Copy out only those lines running from the line with "Transcribe the text in this document." to the end of the listing, keeping each one exactly as it is.

══ PROVIDED MATERIAL

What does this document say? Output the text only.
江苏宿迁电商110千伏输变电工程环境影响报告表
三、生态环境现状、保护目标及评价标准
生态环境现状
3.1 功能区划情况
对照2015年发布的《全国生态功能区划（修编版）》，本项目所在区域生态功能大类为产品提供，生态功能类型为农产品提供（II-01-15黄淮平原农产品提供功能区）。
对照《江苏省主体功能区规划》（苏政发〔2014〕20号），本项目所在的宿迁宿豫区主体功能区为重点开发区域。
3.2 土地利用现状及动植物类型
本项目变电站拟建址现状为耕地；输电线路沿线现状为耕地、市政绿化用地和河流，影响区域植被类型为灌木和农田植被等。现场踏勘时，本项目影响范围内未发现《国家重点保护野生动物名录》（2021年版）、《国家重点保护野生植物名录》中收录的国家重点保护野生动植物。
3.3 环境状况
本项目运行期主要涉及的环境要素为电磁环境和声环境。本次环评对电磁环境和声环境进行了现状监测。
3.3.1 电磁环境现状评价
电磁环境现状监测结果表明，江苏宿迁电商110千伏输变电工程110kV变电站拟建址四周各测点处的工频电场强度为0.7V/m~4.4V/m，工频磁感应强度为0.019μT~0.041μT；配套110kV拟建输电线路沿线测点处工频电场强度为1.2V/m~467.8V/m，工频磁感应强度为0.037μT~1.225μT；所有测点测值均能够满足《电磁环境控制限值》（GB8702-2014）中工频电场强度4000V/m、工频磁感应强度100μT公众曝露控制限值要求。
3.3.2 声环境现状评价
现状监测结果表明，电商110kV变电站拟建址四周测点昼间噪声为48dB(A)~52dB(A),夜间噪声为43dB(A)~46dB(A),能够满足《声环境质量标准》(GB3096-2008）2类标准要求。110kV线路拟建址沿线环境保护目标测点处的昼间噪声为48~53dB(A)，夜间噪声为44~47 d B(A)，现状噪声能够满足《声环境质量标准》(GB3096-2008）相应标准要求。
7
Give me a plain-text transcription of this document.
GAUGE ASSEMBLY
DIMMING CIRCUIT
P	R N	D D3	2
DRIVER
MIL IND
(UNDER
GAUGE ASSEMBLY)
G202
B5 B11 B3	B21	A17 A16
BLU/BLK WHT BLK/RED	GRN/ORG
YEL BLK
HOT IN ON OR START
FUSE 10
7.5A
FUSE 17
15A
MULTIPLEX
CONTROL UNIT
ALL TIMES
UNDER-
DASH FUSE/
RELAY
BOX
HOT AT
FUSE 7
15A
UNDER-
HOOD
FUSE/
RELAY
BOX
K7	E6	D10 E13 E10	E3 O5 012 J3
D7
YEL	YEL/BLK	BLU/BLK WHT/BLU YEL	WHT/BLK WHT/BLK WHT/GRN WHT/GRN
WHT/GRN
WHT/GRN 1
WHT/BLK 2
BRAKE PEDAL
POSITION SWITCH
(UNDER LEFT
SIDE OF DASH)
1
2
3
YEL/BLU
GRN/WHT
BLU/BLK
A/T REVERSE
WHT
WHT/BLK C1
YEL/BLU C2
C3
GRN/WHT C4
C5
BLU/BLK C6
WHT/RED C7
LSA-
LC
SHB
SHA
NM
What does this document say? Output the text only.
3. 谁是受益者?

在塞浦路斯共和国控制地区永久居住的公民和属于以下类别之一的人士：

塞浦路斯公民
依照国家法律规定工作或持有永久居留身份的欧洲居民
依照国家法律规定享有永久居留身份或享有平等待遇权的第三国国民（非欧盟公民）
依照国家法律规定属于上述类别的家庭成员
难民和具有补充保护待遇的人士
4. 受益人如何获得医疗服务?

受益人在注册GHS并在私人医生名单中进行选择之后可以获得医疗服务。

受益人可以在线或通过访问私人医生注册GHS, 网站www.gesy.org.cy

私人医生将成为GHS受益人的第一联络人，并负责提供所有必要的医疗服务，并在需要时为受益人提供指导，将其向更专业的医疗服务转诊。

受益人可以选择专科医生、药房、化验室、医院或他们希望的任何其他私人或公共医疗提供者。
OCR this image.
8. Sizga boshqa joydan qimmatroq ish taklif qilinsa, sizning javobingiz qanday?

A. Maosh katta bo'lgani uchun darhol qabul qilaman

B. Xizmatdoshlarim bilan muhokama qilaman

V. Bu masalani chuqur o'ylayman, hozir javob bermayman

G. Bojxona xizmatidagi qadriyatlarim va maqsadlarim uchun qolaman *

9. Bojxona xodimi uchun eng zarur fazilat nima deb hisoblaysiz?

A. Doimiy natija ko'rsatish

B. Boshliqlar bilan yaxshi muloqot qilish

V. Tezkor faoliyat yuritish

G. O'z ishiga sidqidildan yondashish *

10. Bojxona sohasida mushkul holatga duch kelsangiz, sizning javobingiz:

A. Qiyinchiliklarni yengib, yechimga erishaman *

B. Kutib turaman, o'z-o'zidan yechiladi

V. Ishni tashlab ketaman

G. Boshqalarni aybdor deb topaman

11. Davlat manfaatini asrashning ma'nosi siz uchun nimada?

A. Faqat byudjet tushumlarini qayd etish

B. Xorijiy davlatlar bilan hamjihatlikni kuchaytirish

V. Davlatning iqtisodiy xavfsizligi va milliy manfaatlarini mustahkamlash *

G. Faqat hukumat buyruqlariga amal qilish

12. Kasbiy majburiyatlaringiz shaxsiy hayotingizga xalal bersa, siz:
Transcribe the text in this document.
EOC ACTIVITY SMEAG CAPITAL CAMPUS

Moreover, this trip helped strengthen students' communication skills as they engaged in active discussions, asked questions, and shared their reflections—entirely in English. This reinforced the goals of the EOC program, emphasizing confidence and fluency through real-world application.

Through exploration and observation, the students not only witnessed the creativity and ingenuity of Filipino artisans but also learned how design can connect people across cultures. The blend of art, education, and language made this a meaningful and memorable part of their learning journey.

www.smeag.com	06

════

SOLVED EXERCISE:
Transcribe the text in this document.
EOC ACTIVITY SMEAG CAPITAL CAMPUS

Moreover, this trip helped strengthen students' communication skills as they engaged in active discussions, asked questions, and shared their reflections—entirely in English. This reinforced the goals of the EOC program, emphasizing confidence and fluency through real-world application.

Through exploration and observation, the students not only witnessed the creativity and ingenuity of Filipino artisans but also learned how design can connect people across cultures. The blend of art, education, and language made this a meaningful and memorable part of their learning journey.

www.smeag.com	06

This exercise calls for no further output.